- _EXERCISE GOAL_: Give all of the lines again exactly as they read.

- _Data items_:
<<<<

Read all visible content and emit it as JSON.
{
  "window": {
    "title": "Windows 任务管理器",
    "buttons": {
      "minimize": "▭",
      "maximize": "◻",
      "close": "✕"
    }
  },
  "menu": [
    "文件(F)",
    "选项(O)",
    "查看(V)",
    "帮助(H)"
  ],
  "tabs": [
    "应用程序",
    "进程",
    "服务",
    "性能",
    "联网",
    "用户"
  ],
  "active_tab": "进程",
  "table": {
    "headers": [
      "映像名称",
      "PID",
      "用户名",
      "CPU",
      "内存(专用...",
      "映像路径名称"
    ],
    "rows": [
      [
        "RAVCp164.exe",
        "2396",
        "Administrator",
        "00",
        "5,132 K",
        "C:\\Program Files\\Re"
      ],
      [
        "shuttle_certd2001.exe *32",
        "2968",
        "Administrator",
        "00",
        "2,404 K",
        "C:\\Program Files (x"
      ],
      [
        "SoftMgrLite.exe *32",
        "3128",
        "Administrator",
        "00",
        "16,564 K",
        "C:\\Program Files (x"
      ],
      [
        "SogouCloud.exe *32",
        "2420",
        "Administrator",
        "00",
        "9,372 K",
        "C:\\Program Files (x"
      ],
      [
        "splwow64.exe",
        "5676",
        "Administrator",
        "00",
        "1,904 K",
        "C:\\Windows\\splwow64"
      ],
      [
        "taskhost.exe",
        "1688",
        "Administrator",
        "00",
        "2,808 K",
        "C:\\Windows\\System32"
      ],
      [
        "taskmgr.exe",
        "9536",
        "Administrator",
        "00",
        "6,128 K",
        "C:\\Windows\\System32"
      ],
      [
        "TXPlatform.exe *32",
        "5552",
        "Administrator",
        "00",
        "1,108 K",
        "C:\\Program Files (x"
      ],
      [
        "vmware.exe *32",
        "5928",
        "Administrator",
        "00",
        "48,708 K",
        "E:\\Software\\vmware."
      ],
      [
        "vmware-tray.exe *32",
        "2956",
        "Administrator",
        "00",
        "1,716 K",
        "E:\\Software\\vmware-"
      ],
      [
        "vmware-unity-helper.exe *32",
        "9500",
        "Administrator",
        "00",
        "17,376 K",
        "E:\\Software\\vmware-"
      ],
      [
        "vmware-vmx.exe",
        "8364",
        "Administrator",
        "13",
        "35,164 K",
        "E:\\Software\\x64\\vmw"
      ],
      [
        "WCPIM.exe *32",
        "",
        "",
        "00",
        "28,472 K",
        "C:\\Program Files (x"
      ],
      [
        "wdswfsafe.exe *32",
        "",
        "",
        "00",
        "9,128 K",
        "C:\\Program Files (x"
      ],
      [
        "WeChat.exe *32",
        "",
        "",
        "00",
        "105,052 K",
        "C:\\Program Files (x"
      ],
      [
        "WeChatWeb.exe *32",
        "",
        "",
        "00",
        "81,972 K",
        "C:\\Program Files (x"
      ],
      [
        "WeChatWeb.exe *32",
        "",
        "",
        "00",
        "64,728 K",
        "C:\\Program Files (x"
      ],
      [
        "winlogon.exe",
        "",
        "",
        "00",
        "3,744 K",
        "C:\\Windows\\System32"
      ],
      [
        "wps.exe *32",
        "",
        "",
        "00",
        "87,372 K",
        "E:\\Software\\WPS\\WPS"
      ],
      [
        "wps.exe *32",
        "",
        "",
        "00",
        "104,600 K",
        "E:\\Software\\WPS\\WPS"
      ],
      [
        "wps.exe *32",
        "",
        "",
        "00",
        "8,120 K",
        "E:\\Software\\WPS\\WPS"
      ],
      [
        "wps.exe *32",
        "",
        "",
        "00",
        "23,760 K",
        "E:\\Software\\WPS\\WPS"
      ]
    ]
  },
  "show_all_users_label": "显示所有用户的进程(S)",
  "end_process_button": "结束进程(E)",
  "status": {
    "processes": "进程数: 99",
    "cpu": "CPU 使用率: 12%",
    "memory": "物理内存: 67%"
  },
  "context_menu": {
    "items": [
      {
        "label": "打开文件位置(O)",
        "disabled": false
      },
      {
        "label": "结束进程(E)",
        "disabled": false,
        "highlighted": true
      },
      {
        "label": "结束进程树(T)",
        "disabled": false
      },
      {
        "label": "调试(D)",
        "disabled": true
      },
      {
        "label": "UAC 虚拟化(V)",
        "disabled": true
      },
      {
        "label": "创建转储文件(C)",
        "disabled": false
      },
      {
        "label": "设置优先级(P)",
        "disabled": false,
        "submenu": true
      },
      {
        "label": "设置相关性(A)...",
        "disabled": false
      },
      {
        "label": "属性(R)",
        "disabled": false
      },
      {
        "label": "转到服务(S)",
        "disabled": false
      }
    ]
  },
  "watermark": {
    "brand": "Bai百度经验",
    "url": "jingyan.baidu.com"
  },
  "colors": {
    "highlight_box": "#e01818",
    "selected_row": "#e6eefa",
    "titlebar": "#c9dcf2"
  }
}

>>>>

- _ANSWER FOR THIS EXERCISE_:
Read all visible content and emit it as JSON.
{
  "window": {
    "title": "Windows 任务管理器",
    "buttons": {
      "minimize": "▭",
      "maximize": "◻",
      "close": "✕"
    }
  },
  "menu": [
    "文件(F)",
    "选项(O)",
    "查看(V)",
    "帮助(H)"
  ],
  "tabs": [
    "应用程序",
    "进程",
    "服务",
    "性能",
    "联网",
    "用户"
  ],
  "active_tab": "进程",
  "table": {
    "headers": [
      "映像名称",
      "PID",
      "用户名",
      "CPU",
      "内存(专用...",
      "映像路径名称"
    ],
    "rows": [
      [
        "RAVCp164.exe",
        "2396",
        "Administrator",
        "00",
        "5,132 K",
        "C:\\Program Files\\Re"
      ],
      [
        "shuttle_certd2001.exe *32",
        "2968",
        "Administrator",
        "00",
        "2,404 K",
        "C:\\Program Files (x"
      ],
      [
        "SoftMgrLite.exe *32",
        "3128",
        "Administrator",
        "00",
        "16,564 K",
        "C:\\Program Files (x"
      ],
      [
        "SogouCloud.exe *32",
        "2420",
        "Administrator",
        "00",
        "9,372 K",
        "C:\\Program Files (x"
      ],
      [
        "splwow64.exe",
        "5676",
        "Administrator",
        "00",
        "1,904 K",
        "C:\\Windows\\splwow64"
      ],
      [
        "taskhost.exe",
        "1688",
        "Administrator",
        "00",
        "2,808 K",
        "C:\\Windows\\System32"
      ],
      [
        "taskmgr.exe",
        "9536",
        "Administrator",
        "00",
        "6,128 K",
        "C:\\Windows\\System32"
      ],
      [
        "TXPlatform.exe *32",
        "5552",
        "Administrator",
        "00",
        "1,108 K",
        "C:\\Program Files (x"
      ],
      [
        "vmware.exe *32",
        "5928",
        "Administrator",
        "00",
        "48,708 K",
        "E:\\Software\\vmware."
      ],
      [
        "vmware-tray.exe *32",
        "2956",
        "Administrator",
        "00",
        "1,716 K",
        "E:\\Software\\vmware-"
      ],
      [
        "vmware-unity-helper.exe *32",
        "9500",
        "Administrator",
        "00",
        "17,376 K",
        "E:\\Software\\vmware-"
      ],
      [
        "vmware-vmx.exe",
        "8364",
        "Administrator",
        "13",
        "35,164 K",
        "E:\\Software\\x64\\vmw"
      ],
      [
        "WCPIM.exe *32",
        "",
        "",
        "00",
        "28,472 K",
        "C:\\Program Files (x"
      ],
      [
        "wdswfsafe.exe *32",
        "",
        "",
        "00",
        "9,128 K",
        "C:\\Program Files (x"
      ],
      [
        "WeChat.exe *32",
        "",
        "",
        "00",
        "105,052 K",
        "C:\\Program Files (x"
      ],
      [
        "WeChatWeb.exe *32",
        "",
        "",
        "00",
        "81,972 K",
        "C:\\Program Files (x"
      ],
      [
        "WeChatWeb.exe *32",
        "",
        "",
        "00",
        "64,728 K",
        "C:\\Program Files (x"
      ],
      [
        "winlogon.exe",
        "",
        "",
        "00",
        "3,744 K",
        "C:\\Windows\\System32"
      ],
      [
        "wps.exe *32",
        "",
        "",
        "00",
        "87,372 K",
        "E:\\Software\\WPS\\WPS"
      ],
      [
        "wps.exe *32",
        "",
        "",
        "00",
        "104,600 K",
        "E:\\Software\\WPS\\WPS"
      ],
      [
        "wps.exe *32",
        "",
        "",
        "00",
        "8,120 K",
        "E:\\Software\\WPS\\WPS"
      ],
      [
        "wps.exe *32",
        "",
        "",
        "00",
        "23,760 K",
        "E:\\Software\\WPS\\WPS"
      ]
    ]
  },
  "show_all_users_label": "显示所有用户的进程(S)",
  "end_process_button": "结束进程(E)",
  "status": {
    "processes": "进程数: 99",
    "cpu": "CPU 使用率: 12%",
    "memory": "物理内存: 67%"
  },
  "context_menu": {
    "items": [
      {
        "label": "打开文件位置(O)",
        "disabled": false
      },
      {
        "label": "结束进程(E)",
        "disabled": false,
        "highlighted": true
      },
      {
        "label": "结束进程树(T)",
        "disabled": false
      },
      {
        "label": "调试(D)",
        "disabled": true
      },
      {
        "label": "UAC 虚拟化(V)",
        "disabled": true
      },
      {
        "label": "创建转储文件(C)",
        "disabled": false
      },
      {
        "label": "设置优先级(P)",
        "disabled": false,
        "submenu": true
      },
      {
        "label": "设置相关性(A)...",
        "disabled": false
      },
      {
        "label": "属性(R)",
        "disabled": false
      },
      {
        "label": "转到服务(S)",
        "disabled": false
      }
    ]
  },
  "watermark": {
    "brand": "Bai百度经验",
    "url": "jingyan.baidu.com"
  },
  "colors": {
    "highlight_box": "#e01818",
    "selected_row": "#e6eefa",
    "titlebar": "#c9dcf2"
  }
}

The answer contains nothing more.